→ **Prompt A**: List every kind of fuel named in the sod house excerpt below.

=== Source excerpt ===

The simple door is made by using three boards and adding stabilizing cross pieces.

The wooden latch bar has been attached, and the notched block is fastened to a sturdy board.

The exterior of the door has a wooden handle that I cut from a scrap piece of window frame that I found in my stash. It was exactly what I was looking for!

I stained both sides of the door to achieve the look of old wagon wood. When the door was finished, Will applied a generous coating of oil.

 Will fashioned door hinges from pieces of leather that he keeps for mending harness. After he sells his corn crop, perhaps he'll be able to afford iron hinges. 

 For now, the stiff and sturdy leather works just fine. The latch bar and the latchstring have been attached, and the door is ready to hang in the door frame.

The latchstring is out on the exterior side of the door.

 The board with the notched wooden block is attached to the door frame. Because the door is set at the outside of the deep doorway, the notched block couldn't be attached to the interior wall of the house.

 The soddy has a working door!

Welcome! Come on in - the latchstring is always out!

At last, Will and Ruby have a strong door that will add to the coziness of their snug sod house. With the arrival of autumn and harvest time, they're starting to also look ahead to months of a harsh prairie winter. The door will be much appreciated when the north wind begins to howl across the plains.

Monday, September 16, 2019

"Landscaping" the Sod House

Progress on the Nebraska Sod House is being made, although slowly and not very steadily - rather by fits and starts. The soddy itself is finished, (complete with roof) and all that remains to be done is the landscaping of the exterior. I use the word "landscaping" loosely, so please erase from your mind visions of pretty  flower beds and green grass and brick paths. This prairie land is harsh, prairie life is hard, and often there are only enough hours in the day to take care of the bare necessities of living.

One of these necessities is fuel to cook the meals and heat the home. There is no firewood to be found on these treeless plains. Cornstalks are one source of fuel; twists of hay or dried grasses are another, as are dried sunflowers. But the most abundant and readily available fuel is spread widely over the prairie, free for the taking, contributed first by the great herds of buffalo that once roamed the plains, and later by the great herds of cattle driven up from Texas through the plains of Nebraska.

Gathering this plentiful, miraculous fuel in the form of dried buffalo or cow chips is one of Ruby's daily chores. She needs to collect not only a daily supply, but must also gather enough to stockpile a supply for the winter, when the prairie - and the fuel - will be covered with snow. When Ruby and Will first arrived in Nebraska and began setting up their home, Ruby, a little fastidious and unused to such a chore, made sure that she wore sturdy gloves as she started on her daily fuel-gathering rounds. Now, after several months of soddy life, she thinks nothing of gathering cow chips or stoking the stove with her bare hands!


I decided that the best way to make cow chips would be to use Sculpey, an oven-baked clay that is one of my favorite materials.

I softened the clay by kneading it, then pinched off small bits to flatten into the cow chips. I used a variety of metal tools to make a sort of spiral design in the clay.

The first batch of cow chips is ready to bake...

=== Rows ===

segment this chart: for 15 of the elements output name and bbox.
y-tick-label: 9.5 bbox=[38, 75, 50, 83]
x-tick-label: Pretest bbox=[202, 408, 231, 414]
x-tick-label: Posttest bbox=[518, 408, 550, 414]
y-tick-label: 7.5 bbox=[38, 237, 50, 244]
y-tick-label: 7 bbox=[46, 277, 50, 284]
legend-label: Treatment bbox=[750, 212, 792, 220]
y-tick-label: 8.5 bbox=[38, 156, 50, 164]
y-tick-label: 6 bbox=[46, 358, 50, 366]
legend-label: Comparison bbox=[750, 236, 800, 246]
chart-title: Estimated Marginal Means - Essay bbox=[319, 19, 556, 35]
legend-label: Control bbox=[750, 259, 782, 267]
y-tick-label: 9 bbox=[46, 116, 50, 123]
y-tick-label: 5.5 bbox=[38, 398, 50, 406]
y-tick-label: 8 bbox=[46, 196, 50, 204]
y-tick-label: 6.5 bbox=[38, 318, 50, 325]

===

→ **Prompt B**: Please quote every line of the listings of boxed layout items above, unchanged and in their original order.

→ **Complete response A**:
- Cornstalks
- Twists of hay or dried grasses
- Dried sunflowers
- Dried buffalo or cow chips

→ **Complete response B**:
segment this chart: for 15 of the elements output name and bbox.
y-tick-label: 9.5 bbox=[38, 75, 50, 83]
x-tick-label: Pretest bbox=[202, 408, 231, 414]
x-tick-label: Posttest bbox=[518, 408, 550, 414]
y-tick-label: 7.5 bbox=[38, 237, 50, 244]
y-tick-label: 7 bbox=[46, 277, 50, 284]
legend-label: Treatment bbox=[750, 212, 792, 220]
y-tick-label: 8.5 bbox=[38, 156, 50, 164]
y-tick-label: 6 bbox=[46, 358, 50, 366]
legend-label: Comparison bbox=[750, 236, 800, 246]
chart-title: Estimated Marginal Means - Essay bbox=[319, 19, 556, 35]
legend-label: Control bbox=[750, 259, 782, 267]
y-tick-label: 9 bbox=[46, 116, 50, 123]
y-tick-label: 5.5 bbox=[38, 398, 50, 406]
y-tick-label: 8 bbox=[46, 196, 50, 204]
y-tick-label: 6.5 bbox=[38, 318, 50, 325]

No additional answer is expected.